(What the task asks):
All lines featuring the string "jako" are to be listed.

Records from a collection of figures

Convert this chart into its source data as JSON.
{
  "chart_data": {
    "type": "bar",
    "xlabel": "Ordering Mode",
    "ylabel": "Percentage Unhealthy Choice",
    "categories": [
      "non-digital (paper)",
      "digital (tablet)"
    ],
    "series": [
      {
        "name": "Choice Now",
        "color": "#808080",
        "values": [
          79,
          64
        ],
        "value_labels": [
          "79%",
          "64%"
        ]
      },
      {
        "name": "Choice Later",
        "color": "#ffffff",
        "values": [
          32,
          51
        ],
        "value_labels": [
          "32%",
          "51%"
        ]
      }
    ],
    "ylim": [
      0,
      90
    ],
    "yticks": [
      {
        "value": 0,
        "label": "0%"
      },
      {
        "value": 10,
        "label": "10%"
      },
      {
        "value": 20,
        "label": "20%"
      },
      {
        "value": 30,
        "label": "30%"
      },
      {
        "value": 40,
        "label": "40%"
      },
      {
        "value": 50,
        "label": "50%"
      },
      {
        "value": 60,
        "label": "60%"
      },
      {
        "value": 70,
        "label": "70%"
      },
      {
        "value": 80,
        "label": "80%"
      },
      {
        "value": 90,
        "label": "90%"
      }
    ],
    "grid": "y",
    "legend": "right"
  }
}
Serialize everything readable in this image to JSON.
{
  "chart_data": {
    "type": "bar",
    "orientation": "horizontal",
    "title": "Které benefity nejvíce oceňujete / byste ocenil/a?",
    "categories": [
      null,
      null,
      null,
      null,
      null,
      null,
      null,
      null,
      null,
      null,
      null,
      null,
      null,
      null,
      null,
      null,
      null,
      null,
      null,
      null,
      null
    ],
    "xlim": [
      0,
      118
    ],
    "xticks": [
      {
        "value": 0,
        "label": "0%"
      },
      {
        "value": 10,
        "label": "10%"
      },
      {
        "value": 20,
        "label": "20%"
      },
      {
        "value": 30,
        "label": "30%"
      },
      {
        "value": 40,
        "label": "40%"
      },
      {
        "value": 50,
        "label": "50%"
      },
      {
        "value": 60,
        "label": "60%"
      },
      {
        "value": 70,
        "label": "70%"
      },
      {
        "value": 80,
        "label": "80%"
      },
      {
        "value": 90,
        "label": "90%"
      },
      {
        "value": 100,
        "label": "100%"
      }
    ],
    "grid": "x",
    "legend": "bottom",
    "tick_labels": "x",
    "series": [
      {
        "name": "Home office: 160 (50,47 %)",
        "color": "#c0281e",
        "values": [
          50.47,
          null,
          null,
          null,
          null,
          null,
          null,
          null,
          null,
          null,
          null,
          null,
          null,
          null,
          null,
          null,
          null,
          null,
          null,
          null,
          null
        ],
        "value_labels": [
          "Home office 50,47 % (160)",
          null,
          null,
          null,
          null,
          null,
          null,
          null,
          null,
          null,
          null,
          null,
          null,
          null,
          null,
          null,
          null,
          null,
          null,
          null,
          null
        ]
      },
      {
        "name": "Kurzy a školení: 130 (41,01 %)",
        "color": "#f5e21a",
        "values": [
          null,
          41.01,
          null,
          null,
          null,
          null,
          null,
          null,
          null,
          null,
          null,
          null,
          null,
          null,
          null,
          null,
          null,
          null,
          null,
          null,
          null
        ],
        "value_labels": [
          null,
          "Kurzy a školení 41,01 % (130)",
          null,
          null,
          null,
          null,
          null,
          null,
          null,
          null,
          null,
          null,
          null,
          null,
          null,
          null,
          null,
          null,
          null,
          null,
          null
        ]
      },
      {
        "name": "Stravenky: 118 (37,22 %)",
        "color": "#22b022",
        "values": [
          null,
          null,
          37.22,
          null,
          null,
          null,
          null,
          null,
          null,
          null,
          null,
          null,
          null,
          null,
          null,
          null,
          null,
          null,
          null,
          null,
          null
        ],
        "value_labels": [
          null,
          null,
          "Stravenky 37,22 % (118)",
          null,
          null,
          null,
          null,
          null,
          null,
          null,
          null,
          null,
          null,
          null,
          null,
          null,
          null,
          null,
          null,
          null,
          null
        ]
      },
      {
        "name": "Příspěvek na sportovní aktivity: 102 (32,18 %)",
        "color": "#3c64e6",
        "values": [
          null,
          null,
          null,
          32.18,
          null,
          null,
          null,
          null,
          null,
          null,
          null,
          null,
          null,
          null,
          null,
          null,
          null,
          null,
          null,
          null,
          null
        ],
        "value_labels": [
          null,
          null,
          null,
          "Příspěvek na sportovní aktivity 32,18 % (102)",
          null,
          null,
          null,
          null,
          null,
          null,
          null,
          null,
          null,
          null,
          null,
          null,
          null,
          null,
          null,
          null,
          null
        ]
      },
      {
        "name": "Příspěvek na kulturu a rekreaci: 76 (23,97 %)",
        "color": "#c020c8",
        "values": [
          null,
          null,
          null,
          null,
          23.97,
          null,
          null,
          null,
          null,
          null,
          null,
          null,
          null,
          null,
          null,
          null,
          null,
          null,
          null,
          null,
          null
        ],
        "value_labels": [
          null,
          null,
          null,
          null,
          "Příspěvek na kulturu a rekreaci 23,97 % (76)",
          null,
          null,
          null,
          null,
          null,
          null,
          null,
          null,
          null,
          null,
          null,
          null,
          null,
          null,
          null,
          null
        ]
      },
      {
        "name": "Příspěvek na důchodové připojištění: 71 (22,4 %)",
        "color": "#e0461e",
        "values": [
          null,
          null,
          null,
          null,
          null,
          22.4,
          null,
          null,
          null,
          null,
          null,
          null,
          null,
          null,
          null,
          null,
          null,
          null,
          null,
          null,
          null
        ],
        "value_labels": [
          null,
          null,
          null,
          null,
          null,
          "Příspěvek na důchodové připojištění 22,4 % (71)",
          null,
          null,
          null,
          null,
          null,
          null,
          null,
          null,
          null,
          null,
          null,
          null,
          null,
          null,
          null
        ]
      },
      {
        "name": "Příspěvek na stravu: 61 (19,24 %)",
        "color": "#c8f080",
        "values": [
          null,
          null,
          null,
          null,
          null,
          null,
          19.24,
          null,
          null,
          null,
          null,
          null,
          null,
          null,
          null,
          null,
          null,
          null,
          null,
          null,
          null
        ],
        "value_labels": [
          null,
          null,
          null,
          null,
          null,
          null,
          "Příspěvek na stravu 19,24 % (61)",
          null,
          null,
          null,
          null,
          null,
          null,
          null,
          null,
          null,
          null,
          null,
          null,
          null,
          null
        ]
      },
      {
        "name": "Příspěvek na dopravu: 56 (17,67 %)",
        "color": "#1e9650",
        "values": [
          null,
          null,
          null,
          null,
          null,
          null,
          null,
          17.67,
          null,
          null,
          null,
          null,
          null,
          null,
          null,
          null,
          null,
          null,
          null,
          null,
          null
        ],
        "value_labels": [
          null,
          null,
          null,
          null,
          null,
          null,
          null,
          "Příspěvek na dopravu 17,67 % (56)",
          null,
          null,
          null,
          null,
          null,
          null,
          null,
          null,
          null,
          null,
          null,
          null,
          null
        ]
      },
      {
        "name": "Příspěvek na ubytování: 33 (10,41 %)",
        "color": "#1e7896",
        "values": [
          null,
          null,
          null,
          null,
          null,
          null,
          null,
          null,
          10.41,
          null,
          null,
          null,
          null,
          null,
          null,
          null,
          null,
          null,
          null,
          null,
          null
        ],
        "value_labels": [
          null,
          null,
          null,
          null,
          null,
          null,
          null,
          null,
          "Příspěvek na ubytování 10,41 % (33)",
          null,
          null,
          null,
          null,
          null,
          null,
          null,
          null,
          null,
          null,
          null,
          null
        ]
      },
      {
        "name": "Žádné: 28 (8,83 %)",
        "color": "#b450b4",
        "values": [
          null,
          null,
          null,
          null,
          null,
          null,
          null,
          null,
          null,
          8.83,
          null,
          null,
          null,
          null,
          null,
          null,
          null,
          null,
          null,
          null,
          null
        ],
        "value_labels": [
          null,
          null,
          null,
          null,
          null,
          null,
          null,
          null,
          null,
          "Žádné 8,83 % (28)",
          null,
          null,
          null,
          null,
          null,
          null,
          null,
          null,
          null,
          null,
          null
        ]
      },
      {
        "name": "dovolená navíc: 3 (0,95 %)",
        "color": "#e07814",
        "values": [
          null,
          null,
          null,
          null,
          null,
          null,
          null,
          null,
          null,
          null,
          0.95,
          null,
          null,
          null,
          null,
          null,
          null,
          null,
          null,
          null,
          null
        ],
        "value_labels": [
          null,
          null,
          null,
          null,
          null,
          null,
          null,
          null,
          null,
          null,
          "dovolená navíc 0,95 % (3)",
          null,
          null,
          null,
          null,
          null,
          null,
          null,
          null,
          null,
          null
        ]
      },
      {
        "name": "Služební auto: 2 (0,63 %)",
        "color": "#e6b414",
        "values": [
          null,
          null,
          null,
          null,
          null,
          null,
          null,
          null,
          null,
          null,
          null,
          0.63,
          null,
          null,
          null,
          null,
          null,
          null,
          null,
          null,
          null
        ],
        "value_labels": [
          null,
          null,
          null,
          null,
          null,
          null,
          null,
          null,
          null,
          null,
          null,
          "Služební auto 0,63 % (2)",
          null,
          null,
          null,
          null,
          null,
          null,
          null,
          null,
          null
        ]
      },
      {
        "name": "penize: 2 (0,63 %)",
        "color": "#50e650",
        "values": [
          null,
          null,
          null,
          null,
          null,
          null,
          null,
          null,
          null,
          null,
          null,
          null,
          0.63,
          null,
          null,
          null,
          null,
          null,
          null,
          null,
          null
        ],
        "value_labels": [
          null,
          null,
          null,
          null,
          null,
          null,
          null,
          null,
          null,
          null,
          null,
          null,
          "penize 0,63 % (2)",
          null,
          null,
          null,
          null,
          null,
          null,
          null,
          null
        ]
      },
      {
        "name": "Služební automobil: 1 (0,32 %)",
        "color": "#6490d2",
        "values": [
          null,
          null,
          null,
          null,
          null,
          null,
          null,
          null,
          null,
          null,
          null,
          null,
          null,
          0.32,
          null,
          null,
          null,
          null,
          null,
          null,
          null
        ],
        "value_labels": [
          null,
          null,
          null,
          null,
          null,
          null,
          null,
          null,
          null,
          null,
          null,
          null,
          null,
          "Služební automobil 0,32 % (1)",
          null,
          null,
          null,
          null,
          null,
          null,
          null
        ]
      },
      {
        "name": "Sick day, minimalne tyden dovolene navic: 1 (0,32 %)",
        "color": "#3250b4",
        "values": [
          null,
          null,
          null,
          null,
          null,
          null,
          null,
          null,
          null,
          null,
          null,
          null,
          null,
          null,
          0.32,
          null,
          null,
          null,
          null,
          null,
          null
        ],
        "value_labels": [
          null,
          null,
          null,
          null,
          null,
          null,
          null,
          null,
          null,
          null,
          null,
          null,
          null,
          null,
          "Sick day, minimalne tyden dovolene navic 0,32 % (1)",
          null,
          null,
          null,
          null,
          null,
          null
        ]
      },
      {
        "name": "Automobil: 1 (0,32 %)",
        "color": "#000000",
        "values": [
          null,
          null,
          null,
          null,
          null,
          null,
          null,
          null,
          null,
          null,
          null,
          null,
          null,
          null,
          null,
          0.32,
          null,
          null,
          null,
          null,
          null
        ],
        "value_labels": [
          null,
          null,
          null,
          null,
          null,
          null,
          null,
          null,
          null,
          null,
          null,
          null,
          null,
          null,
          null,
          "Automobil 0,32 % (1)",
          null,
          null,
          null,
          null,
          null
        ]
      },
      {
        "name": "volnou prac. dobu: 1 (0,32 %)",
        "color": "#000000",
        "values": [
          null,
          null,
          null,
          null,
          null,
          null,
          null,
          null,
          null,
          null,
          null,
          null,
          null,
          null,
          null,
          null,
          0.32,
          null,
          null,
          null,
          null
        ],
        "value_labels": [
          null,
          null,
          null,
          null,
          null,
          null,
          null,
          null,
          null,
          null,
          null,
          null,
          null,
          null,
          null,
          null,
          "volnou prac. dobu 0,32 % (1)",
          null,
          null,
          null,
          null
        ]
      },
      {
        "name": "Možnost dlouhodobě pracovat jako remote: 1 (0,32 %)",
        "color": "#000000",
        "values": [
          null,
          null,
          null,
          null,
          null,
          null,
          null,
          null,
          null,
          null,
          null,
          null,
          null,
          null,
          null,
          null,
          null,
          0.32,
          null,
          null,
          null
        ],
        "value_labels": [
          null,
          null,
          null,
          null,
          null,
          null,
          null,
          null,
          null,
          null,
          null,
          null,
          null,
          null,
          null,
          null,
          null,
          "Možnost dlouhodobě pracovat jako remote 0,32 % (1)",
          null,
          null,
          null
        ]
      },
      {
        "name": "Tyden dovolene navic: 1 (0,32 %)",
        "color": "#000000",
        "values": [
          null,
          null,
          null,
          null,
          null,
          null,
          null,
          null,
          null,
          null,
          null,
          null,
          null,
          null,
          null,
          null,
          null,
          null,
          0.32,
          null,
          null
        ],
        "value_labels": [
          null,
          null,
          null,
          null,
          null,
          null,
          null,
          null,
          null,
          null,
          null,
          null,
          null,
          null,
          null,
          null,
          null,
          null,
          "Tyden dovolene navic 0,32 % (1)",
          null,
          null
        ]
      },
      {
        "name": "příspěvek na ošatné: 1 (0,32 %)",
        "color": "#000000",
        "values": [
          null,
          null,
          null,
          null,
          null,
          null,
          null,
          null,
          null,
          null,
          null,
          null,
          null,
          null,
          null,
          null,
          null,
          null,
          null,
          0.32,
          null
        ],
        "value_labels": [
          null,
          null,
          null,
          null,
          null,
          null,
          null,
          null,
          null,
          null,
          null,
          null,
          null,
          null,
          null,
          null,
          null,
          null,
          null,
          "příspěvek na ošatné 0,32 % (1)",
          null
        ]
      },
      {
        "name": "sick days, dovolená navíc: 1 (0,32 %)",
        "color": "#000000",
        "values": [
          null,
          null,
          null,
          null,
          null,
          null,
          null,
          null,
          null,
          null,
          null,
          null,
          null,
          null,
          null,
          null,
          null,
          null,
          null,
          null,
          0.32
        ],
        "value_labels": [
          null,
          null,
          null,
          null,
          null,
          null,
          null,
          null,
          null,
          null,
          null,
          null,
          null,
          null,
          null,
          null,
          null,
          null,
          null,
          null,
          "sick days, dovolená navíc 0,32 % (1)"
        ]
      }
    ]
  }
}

(Answer for the task):
        "name": "Možnost dlouhodobě pracovat jako remote: 1 (0,32 %)",
          "Možnost dlouhodobě pracovat jako remote 0,32 % (1)",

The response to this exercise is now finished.